Your objective: Repeat every line of the material, character for character.

Data in this exercise:
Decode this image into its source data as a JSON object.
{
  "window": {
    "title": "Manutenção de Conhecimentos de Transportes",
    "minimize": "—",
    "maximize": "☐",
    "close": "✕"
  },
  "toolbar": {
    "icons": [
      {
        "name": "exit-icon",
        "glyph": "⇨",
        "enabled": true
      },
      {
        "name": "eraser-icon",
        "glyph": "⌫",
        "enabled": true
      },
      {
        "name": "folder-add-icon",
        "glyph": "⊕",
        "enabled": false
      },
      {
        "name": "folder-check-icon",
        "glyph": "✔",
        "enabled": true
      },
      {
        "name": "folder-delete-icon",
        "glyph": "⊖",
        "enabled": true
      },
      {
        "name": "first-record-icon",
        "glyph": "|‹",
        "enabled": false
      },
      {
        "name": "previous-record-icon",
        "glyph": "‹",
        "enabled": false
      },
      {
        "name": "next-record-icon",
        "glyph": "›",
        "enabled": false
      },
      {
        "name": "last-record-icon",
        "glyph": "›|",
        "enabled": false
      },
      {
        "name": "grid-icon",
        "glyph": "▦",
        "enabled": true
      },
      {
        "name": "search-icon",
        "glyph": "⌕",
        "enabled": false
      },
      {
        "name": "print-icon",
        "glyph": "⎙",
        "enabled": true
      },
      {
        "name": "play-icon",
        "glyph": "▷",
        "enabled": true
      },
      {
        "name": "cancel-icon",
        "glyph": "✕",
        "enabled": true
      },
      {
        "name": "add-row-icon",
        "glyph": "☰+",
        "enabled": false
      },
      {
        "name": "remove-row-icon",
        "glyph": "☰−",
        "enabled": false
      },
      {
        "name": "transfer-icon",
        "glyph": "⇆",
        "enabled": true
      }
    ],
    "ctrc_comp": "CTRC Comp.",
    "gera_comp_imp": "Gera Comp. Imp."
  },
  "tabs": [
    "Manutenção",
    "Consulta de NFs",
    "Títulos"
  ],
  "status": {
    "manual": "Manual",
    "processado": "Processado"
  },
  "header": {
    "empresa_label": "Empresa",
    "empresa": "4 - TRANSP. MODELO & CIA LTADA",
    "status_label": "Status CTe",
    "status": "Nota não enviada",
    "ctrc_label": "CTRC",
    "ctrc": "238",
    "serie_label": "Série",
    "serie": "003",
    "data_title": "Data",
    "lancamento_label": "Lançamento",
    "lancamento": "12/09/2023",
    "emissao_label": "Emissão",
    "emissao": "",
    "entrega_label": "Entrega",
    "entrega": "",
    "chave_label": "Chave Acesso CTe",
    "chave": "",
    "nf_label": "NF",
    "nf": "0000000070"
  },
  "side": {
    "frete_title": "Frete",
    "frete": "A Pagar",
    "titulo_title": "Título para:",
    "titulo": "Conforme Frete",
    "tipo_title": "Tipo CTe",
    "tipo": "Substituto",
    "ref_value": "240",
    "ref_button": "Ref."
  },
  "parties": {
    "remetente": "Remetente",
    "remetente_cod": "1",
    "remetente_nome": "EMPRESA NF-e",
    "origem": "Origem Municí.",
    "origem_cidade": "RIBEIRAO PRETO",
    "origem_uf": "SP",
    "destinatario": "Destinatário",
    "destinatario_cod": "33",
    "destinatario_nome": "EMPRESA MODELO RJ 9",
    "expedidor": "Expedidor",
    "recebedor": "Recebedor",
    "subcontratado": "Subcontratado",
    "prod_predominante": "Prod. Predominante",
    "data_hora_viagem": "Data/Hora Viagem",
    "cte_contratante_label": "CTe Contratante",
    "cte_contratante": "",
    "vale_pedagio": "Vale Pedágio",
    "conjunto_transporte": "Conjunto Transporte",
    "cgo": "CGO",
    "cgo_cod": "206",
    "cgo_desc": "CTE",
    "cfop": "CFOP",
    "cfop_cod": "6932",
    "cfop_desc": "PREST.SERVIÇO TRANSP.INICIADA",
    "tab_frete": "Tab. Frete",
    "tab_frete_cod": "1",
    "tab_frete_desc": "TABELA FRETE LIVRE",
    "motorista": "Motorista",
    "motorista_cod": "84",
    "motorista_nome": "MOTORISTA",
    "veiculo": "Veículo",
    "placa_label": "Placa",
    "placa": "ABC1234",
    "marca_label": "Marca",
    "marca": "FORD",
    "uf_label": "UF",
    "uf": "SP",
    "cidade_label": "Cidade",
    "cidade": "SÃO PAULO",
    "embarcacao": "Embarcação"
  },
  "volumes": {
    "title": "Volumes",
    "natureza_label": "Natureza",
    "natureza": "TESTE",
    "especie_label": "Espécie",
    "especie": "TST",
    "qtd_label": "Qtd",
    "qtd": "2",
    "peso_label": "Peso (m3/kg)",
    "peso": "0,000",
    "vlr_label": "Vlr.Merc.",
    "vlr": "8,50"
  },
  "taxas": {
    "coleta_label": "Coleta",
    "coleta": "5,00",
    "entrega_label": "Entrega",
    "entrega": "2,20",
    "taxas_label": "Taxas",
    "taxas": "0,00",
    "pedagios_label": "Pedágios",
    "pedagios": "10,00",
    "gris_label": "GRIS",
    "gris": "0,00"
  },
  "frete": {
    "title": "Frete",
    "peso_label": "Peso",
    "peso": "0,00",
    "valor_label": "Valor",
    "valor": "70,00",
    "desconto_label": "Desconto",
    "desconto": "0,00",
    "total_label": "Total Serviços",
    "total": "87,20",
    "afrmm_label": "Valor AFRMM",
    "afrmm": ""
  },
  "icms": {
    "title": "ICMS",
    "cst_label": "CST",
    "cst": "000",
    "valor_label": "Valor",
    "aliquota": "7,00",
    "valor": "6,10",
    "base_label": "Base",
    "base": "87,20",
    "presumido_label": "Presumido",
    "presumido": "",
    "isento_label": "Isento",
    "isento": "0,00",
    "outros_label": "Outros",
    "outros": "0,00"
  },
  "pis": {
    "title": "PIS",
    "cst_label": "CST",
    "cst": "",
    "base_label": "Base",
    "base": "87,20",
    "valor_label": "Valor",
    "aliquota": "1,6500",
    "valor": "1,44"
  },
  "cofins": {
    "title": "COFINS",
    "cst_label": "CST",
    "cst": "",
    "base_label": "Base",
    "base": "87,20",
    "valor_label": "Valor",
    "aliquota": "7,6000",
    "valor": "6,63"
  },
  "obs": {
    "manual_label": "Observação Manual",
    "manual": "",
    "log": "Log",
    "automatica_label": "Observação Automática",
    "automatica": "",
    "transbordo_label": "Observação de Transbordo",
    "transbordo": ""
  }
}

Full output:
Decode this image into its source data as a JSON object.
{
  "window": {
    "title": "Manutenção de Conhecimentos de Transportes",
    "minimize": "—",
    "maximize": "☐",
    "close": "✕"
  },
  "toolbar": {
    "icons": [
      {
        "name": "exit-icon",
        "glyph": "⇨",
        "enabled": true
      },
      {
        "name": "eraser-icon",
        "glyph": "⌫",
        "enabled": true
      },
      {
        "name": "folder-add-icon",
        "glyph": "⊕",
        "enabled": false
      },
      {
        "name": "folder-check-icon",
        "glyph": "✔",
        "enabled": true
      },
      {
        "name": "folder-delete-icon",
        "glyph": "⊖",
        "enabled": true
      },
      {
        "name": "first-record-icon",
        "glyph": "|‹",
        "enabled": false
      },
      {
        "name": "previous-record-icon",
        "glyph": "‹",
        "enabled": false
      },
      {
        "name": "next-record-icon",
        "glyph": "›",
        "enabled": false
      },
      {
        "name": "last-record-icon",
        "glyph": "›|",
        "enabled": false
      },
      {
        "name": "grid-icon",
        "glyph": "▦",
        "enabled": true
      },
      {
        "name": "search-icon",
        "glyph": "⌕",
        "enabled": false
      },
      {
        "name": "print-icon",
        "glyph": "⎙",
        "enabled": true
      },
      {
        "name": "play-icon",
        "glyph": "▷",
        "enabled": true
      },
      {
        "name": "cancel-icon",
        "glyph": "✕",
        "enabled": true
      },
      {
        "name": "add-row-icon",
        "glyph": "☰+",
        "enabled": false
      },
      {
        "name": "remove-row-icon",
        "glyph": "☰−",
        "enabled": false
      },
      {
        "name": "transfer-icon",
        "glyph": "⇆",
        "enabled": true
      }
    ],
    "ctrc_comp": "CTRC Comp.",
    "gera_comp_imp": "Gera Comp. Imp."
  },
  "tabs": [
    "Manutenção",
    "Consulta de NFs",
    "Títulos"
  ],
  "status": {
    "manual": "Manual",
    "processado": "Processado"
  },
  "header": {
    "empresa_label": "Empresa",
    "empresa": "4 - TRANSP. MODELO & CIA LTADA",
    "status_label": "Status CTe",
    "status": "Nota não enviada",
    "ctrc_label": "CTRC",
    "ctrc": "238",
    "serie_label": "Série",
    "serie": "003",
    "data_title": "Data",
    "lancamento_label": "Lançamento",
    "lancamento": "12/09/2023",
    "emissao_label": "Emissão",
    "emissao": "",
    "entrega_label": "Entrega",
    "entrega": "",
    "chave_label": "Chave Acesso CTe",
    "chave": "",
    "nf_label": "NF",
    "nf": "0000000070"
  },
  "side": {
    "frete_title": "Frete",
    "frete": "A Pagar",
    "titulo_title": "Título para:",
    "titulo": "Conforme Frete",
    "tipo_title": "Tipo CTe",
    "tipo": "Substituto",
    "ref_value": "240",
    "ref_button": "Ref."
  },
  "parties": {
    "remetente": "Remetente",
    "remetente_cod": "1",
    "remetente_nome": "EMPRESA NF-e",
    "origem": "Origem Municí.",
    "origem_cidade": "RIBEIRAO PRETO",
    "origem_uf": "SP",
    "destinatario": "Destinatário",
    "destinatario_cod": "33",
    "destinatario_nome": "EMPRESA MODELO RJ 9",
    "expedidor": "Expedidor",
    "recebedor": "Recebedor",
    "subcontratado": "Subcontratado",
    "prod_predominante": "Prod. Predominante",
    "data_hora_viagem": "Data/Hora Viagem",
    "cte_contratante_label": "CTe Contratante",
    "cte_contratante": "",
    "vale_pedagio": "Vale Pedágio",
    "conjunto_transporte": "Conjunto Transporte",
    "cgo": "CGO",
    "cgo_cod": "206",
    "cgo_desc": "CTE",
    "cfop": "CFOP",
    "cfop_cod": "6932",
    "cfop_desc": "PREST.SERVIÇO TRANSP.INICIADA",
    "tab_frete": "Tab. Frete",
    "tab_frete_cod": "1",
    "tab_frete_desc": "TABELA FRETE LIVRE",
    "motorista": "Motorista",
    "motorista_cod": "84",
    "motorista_nome": "MOTORISTA",
    "veiculo": "Veículo",
    "placa_label": "Placa",
    "placa": "ABC1234",
    "marca_label": "Marca",
    "marca": "FORD",
    "uf_label": "UF",
    "uf": "SP",
    "cidade_label": "Cidade",
    "cidade": "SÃO PAULO",
    "embarcacao": "Embarcação"
  },
  "volumes": {
    "title": "Volumes",
    "natureza_label": "Natureza",
    "natureza": "TESTE",
    "especie_label": "Espécie",
    "especie": "TST",
    "qtd_label": "Qtd",
    "qtd": "2",
    "peso_label": "Peso (m3/kg)",
    "peso": "0,000",
    "vlr_label": "Vlr.Merc.",
    "vlr": "8,50"
  },
  "taxas": {
    "coleta_label": "Coleta",
    "coleta": "5,00",
    "entrega_label": "Entrega",
    "entrega": "2,20",
    "taxas_label": "Taxas",
    "taxas": "0,00",
    "pedagios_label": "Pedágios",
    "pedagios": "10,00",
    "gris_label": "GRIS",
    "gris": "0,00"
  },
  "frete": {
    "title": "Frete",
    "peso_label": "Peso",
    "peso": "0,00",
    "valor_label": "Valor",
    "valor": "70,00",
    "desconto_label": "Desconto",
    "desconto": "0,00",
    "total_label": "Total Serviços",
    "total": "87,20",
    "afrmm_label": "Valor AFRMM",
    "afrmm": ""
  },
  "icms": {
    "title": "ICMS",
    "cst_label": "CST",
    "cst": "000",
    "valor_label": "Valor",
    "aliquota": "7,00",
    "valor": "6,10",
    "base_label": "Base",
    "base": "87,20",
    "presumido_label": "Presumido",
    "presumido": "",
    "isento_label": "Isento",
    "isento": "0,00",
    "outros_label": "Outros",
    "outros": "0,00"
  },
  "pis": {
    "title": "PIS",
    "cst_label": "CST",
    "cst": "",
    "base_label": "Base",
    "base": "87,20",
    "valor_label": "Valor",
    "aliquota": "1,6500",
    "valor": "1,44"
  },
  "cofins": {
    "title": "COFINS",
    "cst_label": "CST",
    "cst": "",
    "base_label": "Base",
    "base": "87,20",
    "valor_label": "Valor",
    "aliquota": "7,6000",
    "valor": "6,63"
  },
  "obs": {
    "manual_label": "Observação Manual",
    "manual": "",
    "log": "Log",
    "automatica_label": "Observação Automática",
    "automatica": "",
    "transbordo_label": "Observação de Transbordo",
    "transbordo": ""
  }
}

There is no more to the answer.